● **DO THIS**: Exactly as written, please set down all of the entries again, with no pictures.

● **LISTED RECORDS**:
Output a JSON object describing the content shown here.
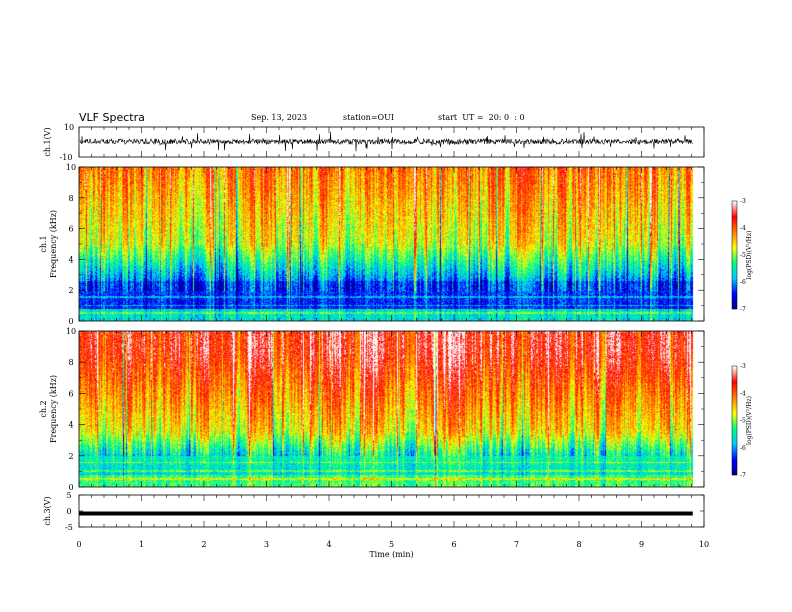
{
  "header": {
    "title": "VLF Spectra",
    "date": "Sep. 13, 2023",
    "station": "station=OUI",
    "start": "start  UT =  20: 0  : 0"
  },
  "chart_data": [
    {
      "id": "ch1-waveform",
      "type": "line",
      "ylabel": "ch.1(V)",
      "ylim": [
        -10,
        10
      ],
      "yticks": [
        "10",
        "-10"
      ],
      "xlim": [
        0,
        10
      ]
    },
    {
      "id": "ch1-spectrogram",
      "type": "heatmap",
      "ylabel_line1": "ch.1",
      "ylabel_line2": "Frequency  (kHz)",
      "ylim": [
        0,
        10
      ],
      "yticks": [
        "0",
        "2",
        "4",
        "6",
        "8",
        "10"
      ],
      "xlim": [
        0,
        10
      ],
      "data_end_min": 9.82,
      "colorbar": {
        "label": "log(PSD)(V²/Hz)",
        "range": [
          -7,
          -3
        ],
        "ticks": [
          "-3",
          "-4",
          "-5",
          "-6",
          "-7"
        ]
      }
    },
    {
      "id": "ch2-spectrogram",
      "type": "heatmap",
      "ylabel_line1": "ch.2",
      "ylabel_line2": "Frequency  (kHz)",
      "ylim": [
        0,
        10
      ],
      "yticks": [
        "0",
        "2",
        "4",
        "6",
        "8",
        "10"
      ],
      "xlim": [
        0,
        10
      ],
      "data_end_min": 9.82,
      "colorbar": {
        "label": "log(PSD)(V²/Hz)",
        "range": [
          -7,
          -3
        ],
        "ticks": [
          "-3",
          "-4",
          "-5",
          "-6",
          "-7"
        ]
      }
    },
    {
      "id": "ch3-waveform",
      "type": "line",
      "ylabel": "ch.3(V)",
      "ylim": [
        -5,
        5
      ],
      "yticks": [
        "5",
        "0",
        "-5"
      ],
      "xlim": [
        0,
        10
      ],
      "level_v": -0.8
    }
  ],
  "xaxis": {
    "label": "Time  (min)",
    "ticks": [
      "0",
      "1",
      "2",
      "3",
      "4",
      "5",
      "6",
      "7",
      "8",
      "9",
      "10"
    ]
  },
  "colors": {
    "colormap": [
      "#000080",
      "#0000ff",
      "#00c8ff",
      "#00ff80",
      "#ffff00",
      "#ff8000",
      "#ff0000",
      "#ffffff"
    ]
  }
}
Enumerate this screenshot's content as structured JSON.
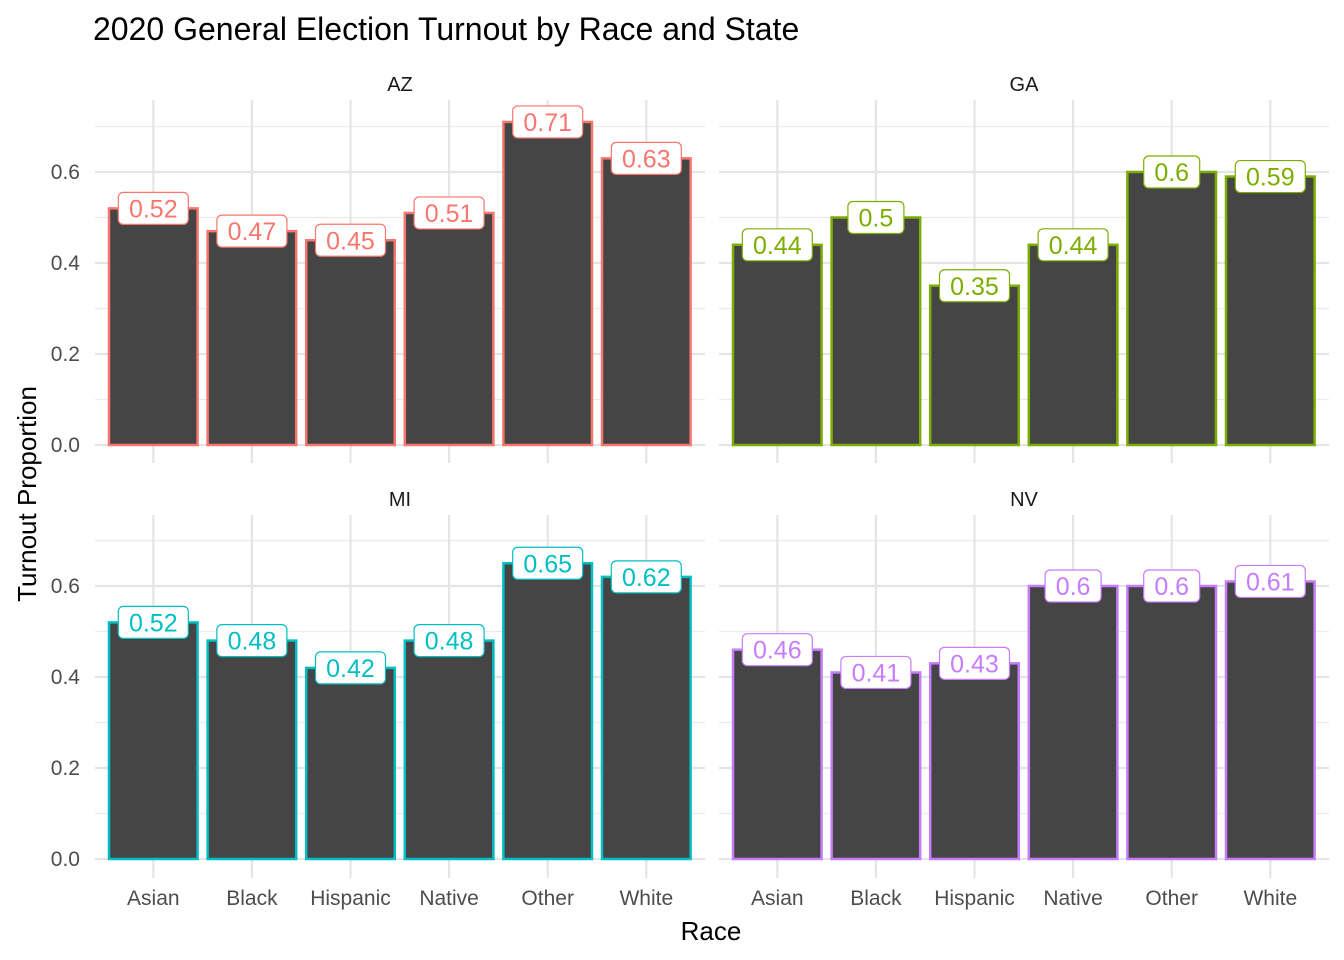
{
  "chart_data": {
    "type": "bar",
    "title": "2020 General Election Turnout by Race and State",
    "xlabel": "Race",
    "ylabel": "Turnout Proportion",
    "categories": [
      "Asian",
      "Black",
      "Hispanic",
      "Native",
      "Other",
      "White"
    ],
    "y_ticks": [
      "0.0",
      "0.2",
      "0.4",
      "0.6"
    ],
    "ylim": [
      0,
      0.7
    ],
    "grid": true,
    "facets": [
      {
        "name": "AZ",
        "color": "#F8766D",
        "values": [
          0.52,
          0.47,
          0.45,
          0.51,
          0.71,
          0.63
        ],
        "labels": [
          "0.52",
          "0.47",
          "0.45",
          "0.51",
          "0.71",
          "0.63"
        ]
      },
      {
        "name": "GA",
        "color": "#7CAE00",
        "values": [
          0.44,
          0.5,
          0.35,
          0.44,
          0.6,
          0.59
        ],
        "labels": [
          "0.44",
          "0.5",
          "0.35",
          "0.44",
          "0.6",
          "0.59"
        ]
      },
      {
        "name": "MI",
        "color": "#00BFC4",
        "values": [
          0.52,
          0.48,
          0.42,
          0.48,
          0.65,
          0.62
        ],
        "labels": [
          "0.52",
          "0.48",
          "0.42",
          "0.48",
          "0.65",
          "0.62"
        ]
      },
      {
        "name": "NV",
        "color": "#C77CFF",
        "values": [
          0.46,
          0.41,
          0.43,
          0.6,
          0.6,
          0.61
        ],
        "labels": [
          "0.46",
          "0.41",
          "0.43",
          "0.6",
          "0.6",
          "0.61"
        ]
      }
    ],
    "bar_fill": "#454545"
  }
}
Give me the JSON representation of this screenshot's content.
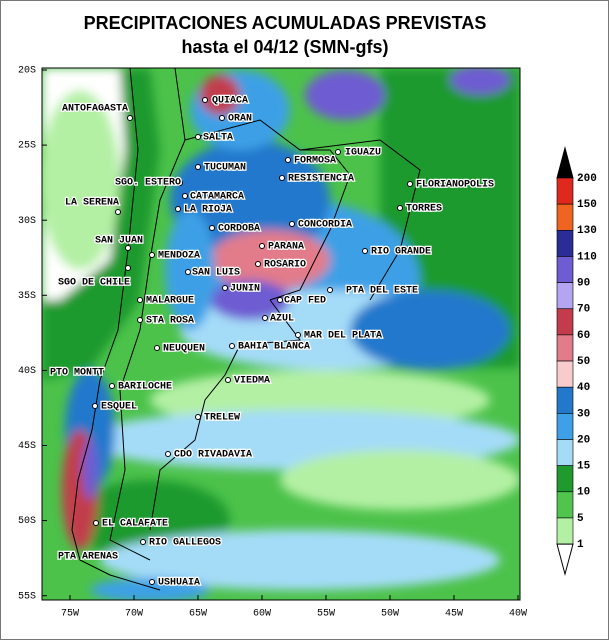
{
  "title": "PRECIPITACIONES ACUMULADAS PREVISTAS",
  "subtitle": "hasta el 04/12 (SMN-gfs)",
  "lat_ticks": [
    "20S",
    "25S",
    "30S",
    "35S",
    "40S",
    "45S",
    "50S",
    "55S"
  ],
  "lon_ticks": [
    "75W",
    "70W",
    "65W",
    "60W",
    "55W",
    "50W",
    "45W",
    "40W"
  ],
  "cities": [
    "ANTOFAGASTA",
    "QUIACA",
    "ORAN",
    "SALTA",
    "IGUAZU",
    "TUCUMAN",
    "FORMOSA",
    "RESISTENCIA",
    "FLORIANOPOLIS",
    "SGO. ESTERO",
    "CATAMARCA",
    "LA RIOJA",
    "LA SERENA",
    "TORRES",
    "CORDOBA",
    "CONCORDIA",
    "SAN JUAN",
    "PARANA",
    "RIO GRANDE",
    "MENDOZA",
    "SAN LUIS",
    "ROSARIO",
    "SGO DE CHILE",
    "JUNIN",
    "PTA DEL ESTE",
    "MALARGUE",
    "CAP FED",
    "STA ROSA",
    "AZUL",
    "MAR DEL PLATA",
    "NEUQUEN",
    "BAHIA BLANCA",
    "PTO MONTT",
    "VIEDMA",
    "BARILOCHE",
    "ESQUEL",
    "TRELEW",
    "CDO RIVADAVIA",
    "EL CALAFATE",
    "RIO GALLEGOS",
    "PTA ARENAS",
    "USHUAIA"
  ],
  "colorbar": {
    "levels": [
      200,
      150,
      130,
      110,
      90,
      70,
      60,
      50,
      40,
      30,
      20,
      15,
      10,
      5,
      1
    ],
    "colors": [
      "#000000",
      "#e0281e",
      "#f06422",
      "#2c2c98",
      "#6e5cd2",
      "#b4a4f2",
      "#c23c4c",
      "#e27c8a",
      "#f8cccc",
      "#2478cc",
      "#3ea0e6",
      "#a4dcf8",
      "#1e9a2e",
      "#50c44c",
      "#b4f0a4",
      "#ffffff"
    ]
  }
}
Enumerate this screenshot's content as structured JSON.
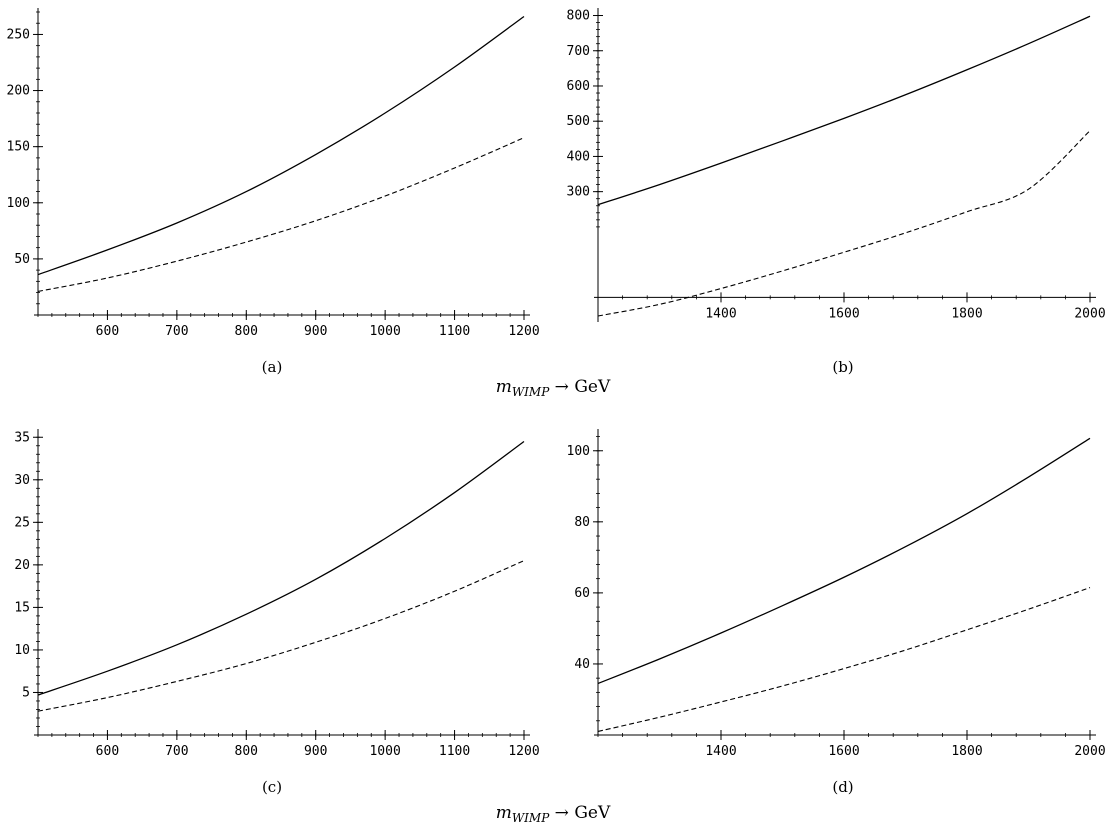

● **TASK RESPONSE**:
Output a JSON object describing the content shown here.
{
  "header": {
    "title": "VLF Spectra",
    "date": "Sep. 13, 2023",
    "station": "station=OUI",
    "start": "start  UT =  20: 0  : 0"
  },
  "chart_data": [
    {
      "id": "ch1-waveform",
      "type": "line",
      "ylabel": "ch.1(V)",
      "ylim": [
        -10,
        10
      ],
      "yticks": [
        "10",
        "-10"
      ],
      "xlim": [
        0,
        10
      ]
    },
    {
      "id": "ch1-spectrogram",
      "type": "heatmap",
      "ylabel_line1": "ch.1",
      "ylabel_line2": "Frequency  (kHz)",
      "ylim": [
        0,
        10
      ],
      "yticks": [
        "0",
        "2",
        "4",
        "6",
        "8",
        "10"
      ],
      "xlim": [
        0,
        10
      ],
      "data_end_min": 9.82,
      "colorbar": {
        "label": "log(PSD)(V²/Hz)",
        "range": [
          -7,
          -3
        ],
        "ticks": [
          "-3",
          "-4",
          "-5",
          "-6",
          "-7"
        ]
      }
    },
    {
      "id": "ch2-spectrogram",
      "type": "heatmap",
      "ylabel_line1": "ch.2",
      "ylabel_line2": "Frequency  (kHz)",
      "ylim": [
        0,
        10
      ],
      "yticks": [
        "0",
        "2",
        "4",
        "6",
        "8",
        "10"
      ],
      "xlim": [
        0,
        10
      ],
      "data_end_min": 9.82,
      "colorbar": {
        "label": "log(PSD)(V²/Hz)",
        "range": [
          -7,
          -3
        ],
        "ticks": [
          "-3",
          "-4",
          "-5",
          "-6",
          "-7"
        ]
      }
    },
    {
      "id": "ch3-waveform",
      "type": "line",
      "ylabel": "ch.3(V)",
      "ylim": [
        -5,
        5
      ],
      "yticks": [
        "5",
        "0",
        "-5"
      ],
      "xlim": [
        0,
        10
      ],
      "level_v": -0.8
    }
  ],
  "xaxis": {
    "label": "Time  (min)",
    "ticks": [
      "0",
      "1",
      "2",
      "3",
      "4",
      "5",
      "6",
      "7",
      "8",
      "9",
      "10"
    ]
  },
  "colors": {
    "colormap": [
      "#000080",
      "#0000ff",
      "#00c8ff",
      "#00ff80",
      "#ffff00",
      "#ff8000",
      "#ff0000",
      "#ffffff"
    ]
  }
}
Enumerate this screenshot's content as structured JSON.
{
  "chart_data": {
    "type": "bar",
    "title": "2020 General Election Turnout by Race and State",
    "xlabel": "Race",
    "ylabel": "Turnout Proportion",
    "categories": [
      "Asian",
      "Black",
      "Hispanic",
      "Native",
      "Other",
      "White"
    ],
    "y_ticks": [
      "0.0",
      "0.2",
      "0.4",
      "0.6"
    ],
    "ylim": [
      0,
      0.7
    ],
    "grid": true,
    "facets": [
      {
        "name": "AZ",
        "color": "#F8766D",
        "values": [
          0.52,
          0.47,
          0.45,
          0.51,
          0.71,
          0.63
        ],
        "labels": [
          "0.52",
          "0.47",
          "0.45",
          "0.51",
          "0.71",
          "0.63"
        ]
      },
      {
        "name": "GA",
        "color": "#7CAE00",
        "values": [
          0.44,
          0.5,
          0.35,
          0.44,
          0.6,
          0.59
        ],
        "labels": [
          "0.44",
          "0.5",
          "0.35",
          "0.44",
          "0.6",
          "0.59"
        ]
      },
      {
        "name": "MI",
        "color": "#00BFC4",
        "values": [
          0.52,
          0.48,
          0.42,
          0.48,
          0.65,
          0.62
        ],
        "labels": [
          "0.52",
          "0.48",
          "0.42",
          "0.48",
          "0.65",
          "0.62"
        ]
      },
      {
        "name": "NV",
        "color": "#C77CFF",
        "values": [
          0.46,
          0.41,
          0.43,
          0.6,
          0.6,
          0.61
        ],
        "labels": [
          "0.46",
          "0.41",
          "0.43",
          "0.6",
          "0.6",
          "0.61"
        ]
      }
    ],
    "bar_fill": "#454545"
  }
}
Give me the JSON representation of this screenshot's content.
{
  "title": "PRECIPITACIONES ACUMULADAS PREVISTAS",
  "subtitle": "hasta el 04/12 (SMN-gfs)",
  "lat_ticks": [
    "20S",
    "25S",
    "30S",
    "35S",
    "40S",
    "45S",
    "50S",
    "55S"
  ],
  "lon_ticks": [
    "75W",
    "70W",
    "65W",
    "60W",
    "55W",
    "50W",
    "45W",
    "40W"
  ],
  "cities": [
    "ANTOFAGASTA",
    "QUIACA",
    "ORAN",
    "SALTA",
    "IGUAZU",
    "TUCUMAN",
    "FORMOSA",
    "RESISTENCIA",
    "FLORIANOPOLIS",
    "SGO. ESTERO",
    "CATAMARCA",
    "LA RIOJA",
    "LA SERENA",
    "TORRES",
    "CORDOBA",
    "CONCORDIA",
    "SAN JUAN",
    "PARANA",
    "RIO GRANDE",
    "MENDOZA",
    "SAN LUIS",
    "ROSARIO",
    "SGO DE CHILE",
    "JUNIN",
    "PTA DEL ESTE",
    "MALARGUE",
    "CAP FED",
    "STA ROSA",
    "AZUL",
    "MAR DEL PLATA",
    "NEUQUEN",
    "BAHIA BLANCA",
    "PTO MONTT",
    "VIEDMA",
    "BARILOCHE",
    "ESQUEL",
    "TRELEW",
    "CDO RIVADAVIA",
    "EL CALAFATE",
    "RIO GALLEGOS",
    "PTA ARENAS",
    "USHUAIA"
  ],
  "colorbar": {
    "levels": [
      200,
      150,
      130,
      110,
      90,
      70,
      60,
      50,
      40,
      30,
      20,
      15,
      10,
      5,
      1
    ],
    "colors": [
      "#000000",
      "#e0281e",
      "#f06422",
      "#2c2c98",
      "#6e5cd2",
      "#b4a4f2",
      "#c23c4c",
      "#e27c8a",
      "#f8cccc",
      "#2478cc",
      "#3ea0e6",
      "#a4dcf8",
      "#1e9a2e",
      "#50c44c",
      "#b4f0a4",
      "#ffffff"
    ]
  }
}
Enumerate this screenshot's content as structured JSON.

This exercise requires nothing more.